*Task statement*: Select lines where the word "triangle" appears.

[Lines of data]
--- BEGIN ---
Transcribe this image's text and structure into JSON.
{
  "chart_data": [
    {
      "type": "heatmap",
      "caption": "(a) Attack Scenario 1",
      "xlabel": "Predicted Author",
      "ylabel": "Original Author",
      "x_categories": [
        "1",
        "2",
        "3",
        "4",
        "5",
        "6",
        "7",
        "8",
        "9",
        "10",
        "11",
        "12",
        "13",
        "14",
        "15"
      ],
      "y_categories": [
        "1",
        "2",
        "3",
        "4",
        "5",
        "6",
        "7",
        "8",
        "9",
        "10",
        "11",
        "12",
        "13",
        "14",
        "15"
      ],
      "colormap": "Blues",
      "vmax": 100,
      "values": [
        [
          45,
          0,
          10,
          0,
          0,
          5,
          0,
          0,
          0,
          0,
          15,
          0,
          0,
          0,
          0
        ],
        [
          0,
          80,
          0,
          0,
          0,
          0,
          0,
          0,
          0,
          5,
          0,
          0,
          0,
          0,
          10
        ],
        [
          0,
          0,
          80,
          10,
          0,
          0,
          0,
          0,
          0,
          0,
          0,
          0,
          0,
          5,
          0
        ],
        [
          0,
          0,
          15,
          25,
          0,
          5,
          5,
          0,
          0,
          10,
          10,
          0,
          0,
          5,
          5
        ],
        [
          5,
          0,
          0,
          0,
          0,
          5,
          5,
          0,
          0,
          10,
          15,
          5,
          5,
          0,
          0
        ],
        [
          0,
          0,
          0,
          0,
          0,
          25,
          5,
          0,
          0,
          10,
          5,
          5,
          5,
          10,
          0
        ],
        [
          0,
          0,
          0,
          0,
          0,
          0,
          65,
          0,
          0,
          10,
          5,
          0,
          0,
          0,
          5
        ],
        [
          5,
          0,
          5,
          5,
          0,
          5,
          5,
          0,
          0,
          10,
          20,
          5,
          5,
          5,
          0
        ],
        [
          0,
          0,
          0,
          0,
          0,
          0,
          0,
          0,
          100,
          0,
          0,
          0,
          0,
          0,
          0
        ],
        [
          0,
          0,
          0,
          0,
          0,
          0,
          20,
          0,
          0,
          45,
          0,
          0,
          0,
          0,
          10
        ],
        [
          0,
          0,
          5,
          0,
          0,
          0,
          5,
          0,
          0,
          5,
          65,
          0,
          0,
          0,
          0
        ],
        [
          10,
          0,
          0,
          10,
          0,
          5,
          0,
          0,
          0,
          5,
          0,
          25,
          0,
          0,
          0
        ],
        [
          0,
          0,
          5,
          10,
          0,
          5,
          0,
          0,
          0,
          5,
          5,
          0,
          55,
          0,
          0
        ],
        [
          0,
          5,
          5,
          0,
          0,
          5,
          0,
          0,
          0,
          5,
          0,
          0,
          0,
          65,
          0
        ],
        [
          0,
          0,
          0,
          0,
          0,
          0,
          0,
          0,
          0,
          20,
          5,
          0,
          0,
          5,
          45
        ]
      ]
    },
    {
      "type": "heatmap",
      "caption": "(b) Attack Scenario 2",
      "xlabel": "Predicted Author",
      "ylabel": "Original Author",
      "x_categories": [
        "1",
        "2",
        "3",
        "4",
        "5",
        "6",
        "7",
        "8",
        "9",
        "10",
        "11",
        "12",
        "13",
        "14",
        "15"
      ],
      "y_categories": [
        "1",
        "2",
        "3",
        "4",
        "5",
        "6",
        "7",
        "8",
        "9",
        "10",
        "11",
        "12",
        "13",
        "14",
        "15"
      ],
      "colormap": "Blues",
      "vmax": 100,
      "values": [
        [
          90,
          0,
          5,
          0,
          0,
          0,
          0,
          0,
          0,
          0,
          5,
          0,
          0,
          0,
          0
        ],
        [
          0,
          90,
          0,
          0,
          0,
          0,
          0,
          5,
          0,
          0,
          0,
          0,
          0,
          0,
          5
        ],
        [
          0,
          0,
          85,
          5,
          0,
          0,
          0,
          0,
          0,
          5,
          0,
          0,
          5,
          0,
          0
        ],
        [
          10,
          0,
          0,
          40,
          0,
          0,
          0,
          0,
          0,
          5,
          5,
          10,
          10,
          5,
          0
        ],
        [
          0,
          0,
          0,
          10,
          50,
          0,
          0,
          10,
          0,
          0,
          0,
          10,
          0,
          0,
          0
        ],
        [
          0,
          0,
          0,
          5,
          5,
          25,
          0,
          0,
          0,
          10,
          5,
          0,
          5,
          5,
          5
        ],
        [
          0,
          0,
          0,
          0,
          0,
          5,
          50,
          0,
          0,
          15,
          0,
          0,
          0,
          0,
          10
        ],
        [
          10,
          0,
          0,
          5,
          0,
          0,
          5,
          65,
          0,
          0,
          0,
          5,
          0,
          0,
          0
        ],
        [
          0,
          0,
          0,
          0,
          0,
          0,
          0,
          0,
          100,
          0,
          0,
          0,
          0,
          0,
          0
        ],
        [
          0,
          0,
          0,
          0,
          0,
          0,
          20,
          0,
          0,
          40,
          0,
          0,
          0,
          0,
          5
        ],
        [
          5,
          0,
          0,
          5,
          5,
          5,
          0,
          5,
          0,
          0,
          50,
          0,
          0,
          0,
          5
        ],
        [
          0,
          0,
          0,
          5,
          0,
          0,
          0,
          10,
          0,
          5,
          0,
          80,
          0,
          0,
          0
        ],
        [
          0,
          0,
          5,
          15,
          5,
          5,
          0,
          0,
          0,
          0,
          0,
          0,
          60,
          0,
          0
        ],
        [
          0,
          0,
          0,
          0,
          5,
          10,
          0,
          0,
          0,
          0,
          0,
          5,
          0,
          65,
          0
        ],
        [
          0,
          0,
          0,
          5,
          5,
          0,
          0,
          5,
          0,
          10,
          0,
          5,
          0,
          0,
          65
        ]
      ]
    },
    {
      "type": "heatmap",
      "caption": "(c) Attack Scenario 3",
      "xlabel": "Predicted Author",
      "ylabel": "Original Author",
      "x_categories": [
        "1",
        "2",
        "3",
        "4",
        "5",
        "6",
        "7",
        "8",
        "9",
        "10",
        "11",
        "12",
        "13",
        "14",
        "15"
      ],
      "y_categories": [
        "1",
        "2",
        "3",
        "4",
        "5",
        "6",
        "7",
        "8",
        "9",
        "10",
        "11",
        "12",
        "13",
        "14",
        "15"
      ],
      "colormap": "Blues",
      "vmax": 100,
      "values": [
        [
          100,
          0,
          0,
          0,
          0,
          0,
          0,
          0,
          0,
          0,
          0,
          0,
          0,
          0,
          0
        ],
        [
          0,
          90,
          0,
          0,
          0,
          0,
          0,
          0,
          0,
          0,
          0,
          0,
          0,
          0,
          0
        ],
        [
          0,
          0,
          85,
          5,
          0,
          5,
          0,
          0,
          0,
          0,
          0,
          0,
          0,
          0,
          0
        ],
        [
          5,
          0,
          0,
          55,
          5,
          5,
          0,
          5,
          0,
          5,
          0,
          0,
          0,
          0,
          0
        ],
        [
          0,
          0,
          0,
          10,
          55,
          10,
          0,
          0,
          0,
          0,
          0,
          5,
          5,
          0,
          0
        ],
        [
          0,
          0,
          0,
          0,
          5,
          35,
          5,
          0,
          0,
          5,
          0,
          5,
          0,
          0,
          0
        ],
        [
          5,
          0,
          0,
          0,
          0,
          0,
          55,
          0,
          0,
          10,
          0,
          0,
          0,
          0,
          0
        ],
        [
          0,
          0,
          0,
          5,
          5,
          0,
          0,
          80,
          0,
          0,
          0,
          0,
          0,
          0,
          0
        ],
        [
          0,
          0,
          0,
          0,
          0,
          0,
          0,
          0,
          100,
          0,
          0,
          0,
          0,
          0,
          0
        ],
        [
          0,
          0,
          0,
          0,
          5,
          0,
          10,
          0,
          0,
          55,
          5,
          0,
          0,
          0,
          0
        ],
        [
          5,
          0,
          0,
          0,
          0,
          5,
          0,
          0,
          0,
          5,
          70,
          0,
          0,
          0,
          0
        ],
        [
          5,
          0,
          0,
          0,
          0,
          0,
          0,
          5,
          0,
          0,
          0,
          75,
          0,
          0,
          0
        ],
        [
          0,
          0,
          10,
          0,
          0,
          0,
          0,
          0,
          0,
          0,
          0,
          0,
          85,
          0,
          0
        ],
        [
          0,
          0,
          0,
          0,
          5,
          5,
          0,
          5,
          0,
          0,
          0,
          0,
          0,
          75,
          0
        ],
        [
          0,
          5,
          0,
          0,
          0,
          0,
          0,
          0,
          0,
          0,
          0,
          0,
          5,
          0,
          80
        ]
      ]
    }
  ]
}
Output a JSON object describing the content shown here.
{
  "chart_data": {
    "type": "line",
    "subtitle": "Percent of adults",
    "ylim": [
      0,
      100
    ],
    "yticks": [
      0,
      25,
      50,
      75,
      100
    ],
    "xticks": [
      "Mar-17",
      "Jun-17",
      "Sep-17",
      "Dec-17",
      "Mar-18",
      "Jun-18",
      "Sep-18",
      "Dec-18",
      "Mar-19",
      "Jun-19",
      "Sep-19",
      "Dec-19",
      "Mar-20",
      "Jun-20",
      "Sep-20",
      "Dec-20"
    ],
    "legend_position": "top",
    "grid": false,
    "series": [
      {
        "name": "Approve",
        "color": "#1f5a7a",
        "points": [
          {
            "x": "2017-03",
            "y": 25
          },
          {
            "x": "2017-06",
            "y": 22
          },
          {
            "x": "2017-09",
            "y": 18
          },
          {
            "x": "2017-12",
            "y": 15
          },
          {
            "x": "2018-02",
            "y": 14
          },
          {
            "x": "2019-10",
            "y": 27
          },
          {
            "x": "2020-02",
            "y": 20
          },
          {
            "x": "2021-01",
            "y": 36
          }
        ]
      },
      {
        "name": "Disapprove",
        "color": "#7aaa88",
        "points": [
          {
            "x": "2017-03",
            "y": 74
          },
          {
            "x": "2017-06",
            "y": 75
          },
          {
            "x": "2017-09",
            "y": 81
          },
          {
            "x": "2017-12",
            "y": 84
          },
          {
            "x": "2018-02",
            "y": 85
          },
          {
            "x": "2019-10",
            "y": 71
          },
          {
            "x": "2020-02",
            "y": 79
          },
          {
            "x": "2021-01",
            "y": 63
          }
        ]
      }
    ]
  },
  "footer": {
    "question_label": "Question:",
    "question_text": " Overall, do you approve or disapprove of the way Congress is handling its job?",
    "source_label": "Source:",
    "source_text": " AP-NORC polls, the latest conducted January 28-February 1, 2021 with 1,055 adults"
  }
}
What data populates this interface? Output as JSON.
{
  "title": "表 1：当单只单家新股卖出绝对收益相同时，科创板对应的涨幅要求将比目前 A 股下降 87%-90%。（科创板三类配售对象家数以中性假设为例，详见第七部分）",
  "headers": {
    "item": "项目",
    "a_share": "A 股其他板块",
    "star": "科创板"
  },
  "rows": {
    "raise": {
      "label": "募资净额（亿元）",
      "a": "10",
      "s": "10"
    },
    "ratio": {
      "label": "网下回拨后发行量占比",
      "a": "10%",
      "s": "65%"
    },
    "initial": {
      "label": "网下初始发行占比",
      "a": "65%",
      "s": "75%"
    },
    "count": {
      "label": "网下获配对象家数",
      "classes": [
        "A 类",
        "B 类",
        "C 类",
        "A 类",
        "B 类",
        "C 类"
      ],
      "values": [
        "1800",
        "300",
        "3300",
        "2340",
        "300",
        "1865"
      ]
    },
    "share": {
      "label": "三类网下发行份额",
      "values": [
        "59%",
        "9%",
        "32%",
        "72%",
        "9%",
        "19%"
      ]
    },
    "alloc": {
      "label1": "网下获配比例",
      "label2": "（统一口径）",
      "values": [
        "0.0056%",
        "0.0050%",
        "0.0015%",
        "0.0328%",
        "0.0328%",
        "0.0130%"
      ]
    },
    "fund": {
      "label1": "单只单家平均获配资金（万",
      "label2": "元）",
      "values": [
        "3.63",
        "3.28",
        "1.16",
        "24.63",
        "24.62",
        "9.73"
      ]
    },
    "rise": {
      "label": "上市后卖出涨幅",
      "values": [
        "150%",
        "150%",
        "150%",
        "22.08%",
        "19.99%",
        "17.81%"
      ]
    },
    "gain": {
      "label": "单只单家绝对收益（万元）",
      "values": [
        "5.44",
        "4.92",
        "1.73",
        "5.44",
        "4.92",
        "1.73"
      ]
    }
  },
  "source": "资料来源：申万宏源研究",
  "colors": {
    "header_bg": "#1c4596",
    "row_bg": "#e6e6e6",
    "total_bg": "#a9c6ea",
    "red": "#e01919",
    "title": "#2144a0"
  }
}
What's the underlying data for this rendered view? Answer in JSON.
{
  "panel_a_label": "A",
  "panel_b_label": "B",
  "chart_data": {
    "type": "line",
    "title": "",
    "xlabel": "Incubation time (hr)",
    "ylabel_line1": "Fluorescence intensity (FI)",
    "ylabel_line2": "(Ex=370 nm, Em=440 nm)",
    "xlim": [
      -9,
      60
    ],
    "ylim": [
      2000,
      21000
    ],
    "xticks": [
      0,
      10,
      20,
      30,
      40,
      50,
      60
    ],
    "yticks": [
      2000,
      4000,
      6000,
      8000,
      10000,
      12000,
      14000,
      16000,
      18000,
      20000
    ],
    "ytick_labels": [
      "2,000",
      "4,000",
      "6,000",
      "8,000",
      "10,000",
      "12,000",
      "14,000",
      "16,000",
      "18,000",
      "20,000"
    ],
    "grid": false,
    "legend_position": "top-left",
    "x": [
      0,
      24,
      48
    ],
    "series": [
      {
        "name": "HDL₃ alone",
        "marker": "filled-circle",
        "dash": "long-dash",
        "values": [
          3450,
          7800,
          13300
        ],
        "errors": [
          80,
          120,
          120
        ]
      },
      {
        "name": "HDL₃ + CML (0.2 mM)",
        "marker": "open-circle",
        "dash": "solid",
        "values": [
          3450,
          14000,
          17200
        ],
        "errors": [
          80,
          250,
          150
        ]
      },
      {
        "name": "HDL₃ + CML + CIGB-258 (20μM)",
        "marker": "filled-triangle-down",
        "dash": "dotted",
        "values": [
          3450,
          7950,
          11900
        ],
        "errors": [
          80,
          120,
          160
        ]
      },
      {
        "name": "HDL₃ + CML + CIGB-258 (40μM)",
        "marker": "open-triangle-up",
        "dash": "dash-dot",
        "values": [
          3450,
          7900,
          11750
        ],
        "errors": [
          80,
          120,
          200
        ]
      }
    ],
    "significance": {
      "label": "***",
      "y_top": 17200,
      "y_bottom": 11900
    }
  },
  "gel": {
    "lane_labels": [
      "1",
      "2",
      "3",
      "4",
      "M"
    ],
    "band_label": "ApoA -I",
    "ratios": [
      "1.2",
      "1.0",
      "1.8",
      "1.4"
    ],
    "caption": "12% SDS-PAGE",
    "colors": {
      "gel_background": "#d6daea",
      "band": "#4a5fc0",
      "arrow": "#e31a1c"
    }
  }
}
--- END ---
*Final result*:
        "marker": "filled-triangle-down",
        "marker": "open-triangle-up",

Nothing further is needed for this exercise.